Task statement → In this exercise, reproduce all the entries that follow exactly.

Data records:

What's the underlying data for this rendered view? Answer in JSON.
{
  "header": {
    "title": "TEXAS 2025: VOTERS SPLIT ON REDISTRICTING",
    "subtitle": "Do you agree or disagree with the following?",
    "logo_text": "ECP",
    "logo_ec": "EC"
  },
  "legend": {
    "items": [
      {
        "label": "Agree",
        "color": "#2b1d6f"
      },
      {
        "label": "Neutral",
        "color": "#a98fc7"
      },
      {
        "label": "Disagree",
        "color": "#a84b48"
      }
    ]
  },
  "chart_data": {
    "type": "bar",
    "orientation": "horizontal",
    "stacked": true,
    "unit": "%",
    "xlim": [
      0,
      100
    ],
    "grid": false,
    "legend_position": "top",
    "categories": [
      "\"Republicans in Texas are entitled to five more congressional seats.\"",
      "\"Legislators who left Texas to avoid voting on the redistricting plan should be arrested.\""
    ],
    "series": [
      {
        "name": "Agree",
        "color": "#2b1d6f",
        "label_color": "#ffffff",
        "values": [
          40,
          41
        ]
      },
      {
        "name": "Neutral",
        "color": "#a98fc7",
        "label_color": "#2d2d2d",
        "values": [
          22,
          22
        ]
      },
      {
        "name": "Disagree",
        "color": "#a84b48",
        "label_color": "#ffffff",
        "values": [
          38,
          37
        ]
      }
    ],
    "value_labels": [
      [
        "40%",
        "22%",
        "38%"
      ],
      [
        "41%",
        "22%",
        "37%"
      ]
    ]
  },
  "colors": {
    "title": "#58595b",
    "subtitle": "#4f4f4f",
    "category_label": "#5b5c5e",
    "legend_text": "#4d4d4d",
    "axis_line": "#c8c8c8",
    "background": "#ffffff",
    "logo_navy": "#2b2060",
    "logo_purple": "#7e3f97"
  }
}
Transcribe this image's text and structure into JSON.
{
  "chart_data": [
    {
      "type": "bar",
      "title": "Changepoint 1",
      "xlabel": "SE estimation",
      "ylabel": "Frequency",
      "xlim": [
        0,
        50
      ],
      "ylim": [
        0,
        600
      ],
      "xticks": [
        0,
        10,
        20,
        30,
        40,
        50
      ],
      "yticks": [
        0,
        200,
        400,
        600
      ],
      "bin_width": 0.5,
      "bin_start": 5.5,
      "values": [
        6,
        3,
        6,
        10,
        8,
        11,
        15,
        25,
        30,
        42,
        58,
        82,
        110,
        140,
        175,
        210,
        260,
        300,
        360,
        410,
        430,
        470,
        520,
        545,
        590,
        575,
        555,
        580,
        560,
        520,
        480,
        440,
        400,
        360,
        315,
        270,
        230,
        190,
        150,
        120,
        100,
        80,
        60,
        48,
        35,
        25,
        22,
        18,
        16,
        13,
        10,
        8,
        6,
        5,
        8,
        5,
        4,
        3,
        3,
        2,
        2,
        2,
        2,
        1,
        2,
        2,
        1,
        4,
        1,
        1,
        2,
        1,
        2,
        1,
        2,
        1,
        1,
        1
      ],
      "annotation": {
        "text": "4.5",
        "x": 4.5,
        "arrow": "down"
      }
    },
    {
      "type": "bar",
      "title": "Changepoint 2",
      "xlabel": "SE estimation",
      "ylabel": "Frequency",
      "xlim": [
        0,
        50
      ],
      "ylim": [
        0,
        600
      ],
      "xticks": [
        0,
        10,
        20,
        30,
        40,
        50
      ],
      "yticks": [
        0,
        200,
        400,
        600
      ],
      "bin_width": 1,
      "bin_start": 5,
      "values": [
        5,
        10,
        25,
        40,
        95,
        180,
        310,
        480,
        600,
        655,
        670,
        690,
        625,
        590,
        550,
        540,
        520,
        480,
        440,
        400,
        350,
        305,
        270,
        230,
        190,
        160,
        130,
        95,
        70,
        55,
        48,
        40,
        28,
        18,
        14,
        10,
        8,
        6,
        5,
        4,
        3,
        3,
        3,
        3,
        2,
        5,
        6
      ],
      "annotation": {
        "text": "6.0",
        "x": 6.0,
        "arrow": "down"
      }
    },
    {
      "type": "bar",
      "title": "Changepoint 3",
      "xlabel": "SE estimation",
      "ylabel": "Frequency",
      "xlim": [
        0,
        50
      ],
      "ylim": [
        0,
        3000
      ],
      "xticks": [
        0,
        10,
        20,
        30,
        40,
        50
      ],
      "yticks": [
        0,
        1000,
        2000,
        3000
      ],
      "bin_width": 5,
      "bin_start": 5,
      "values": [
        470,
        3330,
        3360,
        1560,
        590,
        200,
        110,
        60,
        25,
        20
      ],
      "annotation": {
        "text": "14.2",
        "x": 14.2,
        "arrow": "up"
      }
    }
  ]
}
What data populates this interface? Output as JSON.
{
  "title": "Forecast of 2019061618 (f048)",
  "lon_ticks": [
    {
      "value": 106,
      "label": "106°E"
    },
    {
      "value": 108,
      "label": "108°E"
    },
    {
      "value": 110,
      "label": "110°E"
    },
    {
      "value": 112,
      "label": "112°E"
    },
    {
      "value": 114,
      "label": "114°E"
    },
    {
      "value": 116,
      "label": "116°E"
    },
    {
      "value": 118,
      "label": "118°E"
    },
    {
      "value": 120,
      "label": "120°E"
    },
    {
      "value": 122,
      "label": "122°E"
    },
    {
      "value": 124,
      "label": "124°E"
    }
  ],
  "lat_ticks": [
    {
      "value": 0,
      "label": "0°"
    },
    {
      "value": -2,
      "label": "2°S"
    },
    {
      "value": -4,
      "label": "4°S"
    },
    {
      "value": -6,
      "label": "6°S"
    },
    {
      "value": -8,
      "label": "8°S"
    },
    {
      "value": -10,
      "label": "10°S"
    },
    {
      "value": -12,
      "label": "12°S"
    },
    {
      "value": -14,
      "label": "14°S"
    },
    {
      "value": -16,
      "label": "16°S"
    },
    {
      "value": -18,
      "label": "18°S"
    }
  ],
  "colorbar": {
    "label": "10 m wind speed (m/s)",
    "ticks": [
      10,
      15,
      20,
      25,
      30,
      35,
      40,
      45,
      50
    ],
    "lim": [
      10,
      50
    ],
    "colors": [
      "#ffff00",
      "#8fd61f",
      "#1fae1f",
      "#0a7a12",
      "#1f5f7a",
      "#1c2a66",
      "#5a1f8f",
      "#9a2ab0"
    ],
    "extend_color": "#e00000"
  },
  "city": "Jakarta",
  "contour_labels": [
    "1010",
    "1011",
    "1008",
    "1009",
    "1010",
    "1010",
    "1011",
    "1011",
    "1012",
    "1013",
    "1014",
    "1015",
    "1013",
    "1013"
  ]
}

Task answer →
What's the underlying data for this rendered view? Answer in JSON.
{
  "header": {
    "title": "TEXAS 2025: VOTERS SPLIT ON REDISTRICTING",
    "subtitle": "Do you agree or disagree with the following?",
    "logo_text": "ECP",
    "logo_ec": "EC"
  },
  "legend": {
    "items": [
      {
        "label": "Agree",
        "color": "#2b1d6f"
      },
      {
        "label": "Neutral",
        "color": "#a98fc7"
      },
      {
        "label": "Disagree",
        "color": "#a84b48"
      }
    ]
  },
  "chart_data": {
    "type": "bar",
    "orientation": "horizontal",
    "stacked": true,
    "unit": "%",
    "xlim": [
      0,
      100
    ],
    "grid": false,
    "legend_position": "top",
    "categories": [
      "\"Republicans in Texas are entitled to five more congressional seats.\"",
      "\"Legislators who left Texas to avoid voting on the redistricting plan should be arrested.\""
    ],
    "series": [
      {
        "name": "Agree",
        "color": "#2b1d6f",
        "label_color": "#ffffff",
        "values": [
          40,
          41
        ]
      },
      {
        "name": "Neutral",
        "color": "#a98fc7",
        "label_color": "#2d2d2d",
        "values": [
          22,
          22
        ]
      },
      {
        "name": "Disagree",
        "color": "#a84b48",
        "label_color": "#ffffff",
        "values": [
          38,
          37
        ]
      }
    ],
    "value_labels": [
      [
        "40%",
        "22%",
        "38%"
      ],
      [
        "41%",
        "22%",
        "37%"
      ]
    ]
  },
  "colors": {
    "title": "#58595b",
    "subtitle": "#4f4f4f",
    "category_label": "#5b5c5e",
    "legend_text": "#4d4d4d",
    "axis_line": "#c8c8c8",
    "background": "#ffffff",
    "logo_navy": "#2b2060",
    "logo_purple": "#7e3f97"
  }
}
Transcribe this image's text and structure into JSON.
{
  "chart_data": [
    {
      "type": "bar",
      "title": "Changepoint 1",
      "xlabel": "SE estimation",
      "ylabel": "Frequency",
      "xlim": [
        0,
        50
      ],
      "ylim": [
        0,
        600
      ],
      "xticks": [
        0,
        10,
        20,
        30,
        40,
        50
      ],
      "yticks": [
        0,
        200,
        400,
        600
      ],
      "bin_width": 0.5,
      "bin_start": 5.5,
      "values": [
        6,
        3,
        6,
        10,
        8,
        11,
        15,
        25,
        30,
        42,
        58,
        82,
        110,
        140,
        175,
        210,
        260,
        300,
        360,
        410,
        430,
        470,
        520,
        545,
        590,
        575,
        555,
        580,
        560,
        520,
        480,
        440,
        400,
        360,
        315,
        270,
        230,
        190,
        150,
        120,
        100,
        80,
        60,
        48,
        35,
        25,
        22,
        18,
        16,
        13,
        10,
        8,
        6,
        5,
        8,
        5,
        4,
        3,
        3,
        2,
        2,
        2,
        2,
        1,
        2,
        2,
        1,
        4,
        1,
        1,
        2,
        1,
        2,
        1,
        2,
        1,
        1,
        1
      ],
      "annotation": {
        "text": "4.5",
        "x": 4.5,
        "arrow": "down"
      }
    },
    {
      "type": "bar",
      "title": "Changepoint 2",
      "xlabel": "SE estimation",
      "ylabel": "Frequency",
      "xlim": [
        0,
        50
      ],
      "ylim": [
        0,
        600
      ],
      "xticks": [
        0,
        10,
        20,
        30,
        40,
        50
      ],
      "yticks": [
        0,
        200,
        400,
        600
      ],
      "bin_width": 1,
      "bin_start": 5,
      "values": [
        5,
        10,
        25,
        40,
        95,
        180,
        310,
        480,
        600,
        655,
        670,
        690,
        625,
        590,
        550,
        540,
        520,
        480,
        440,
        400,
        350,
        305,
        270,
        230,
        190,
        160,
        130,
        95,
        70,
        55,
        48,
        40,
        28,
        18,
        14,
        10,
        8,
        6,
        5,
        4,
        3,
        3,
        3,
        3,
        2,
        5,
        6
      ],
      "annotation": {
        "text": "6.0",
        "x": 6.0,
        "arrow": "down"
      }
    },
    {
      "type": "bar",
      "title": "Changepoint 3",
      "xlabel": "SE estimation",
      "ylabel": "Frequency",
      "xlim": [
        0,
        50
      ],
      "ylim": [
        0,
        3000
      ],
      "xticks": [
        0,
        10,
        20,
        30,
        40,
        50
      ],
      "yticks": [
        0,
        1000,
        2000,
        3000
      ],
      "bin_width": 5,
      "bin_start": 5,
      "values": [
        470,
        3330,
        3360,
        1560,
        590,
        200,
        110,
        60,
        25,
        20
      ],
      "annotation": {
        "text": "14.2",
        "x": 14.2,
        "arrow": "up"
      }
    }
  ]
}
What data populates this interface? Output as JSON.
{
  "title": "Forecast of 2019061618 (f048)",
  "lon_ticks": [
    {
      "value": 106,
      "label": "106°E"
    },
    {
      "value": 108,
      "label": "108°E"
    },
    {
      "value": 110,
      "label": "110°E"
    },
    {
      "value": 112,
      "label": "112°E"
    },
    {
      "value": 114,
      "label": "114°E"
    },
    {
      "value": 116,
      "label": "116°E"
    },
    {
      "value": 118,
      "label": "118°E"
    },
    {
      "value": 120,
      "label": "120°E"
    },
    {
      "value": 122,
      "label": "122°E"
    },
    {
      "value": 124,
      "label": "124°E"
    }
  ],
  "lat_ticks": [
    {
      "value": 0,
      "label": "0°"
    },
    {
      "value": -2,
      "label": "2°S"
    },
    {
      "value": -4,
      "label": "4°S"
    },
    {
      "value": -6,
      "label": "6°S"
    },
    {
      "value": -8,
      "label": "8°S"
    },
    {
      "value": -10,
      "label": "10°S"
    },
    {
      "value": -12,
      "label": "12°S"
    },
    {
      "value": -14,
      "label": "14°S"
    },
    {
      "value": -16,
      "label": "16°S"
    },
    {
      "value": -18,
      "label": "18°S"
    }
  ],
  "colorbar": {
    "label": "10 m wind speed (m/s)",
    "ticks": [
      10,
      15,
      20,
      25,
      30,
      35,
      40,
      45,
      50
    ],
    "lim": [
      10,
      50
    ],
    "colors": [
      "#ffff00",
      "#8fd61f",
      "#1fae1f",
      "#0a7a12",
      "#1f5f7a",
      "#1c2a66",
      "#5a1f8f",
      "#9a2ab0"
    ],
    "extend_color": "#e00000"
  },
  "city": "Jakarta",
  "contour_labels": [
    "1010",
    "1011",
    "1008",
    "1009",
    "1010",
    "1010",
    "1011",
    "1011",
    "1012",
    "1013",
    "1014",
    "1015",
    "1013",
    "1013"
  ]
}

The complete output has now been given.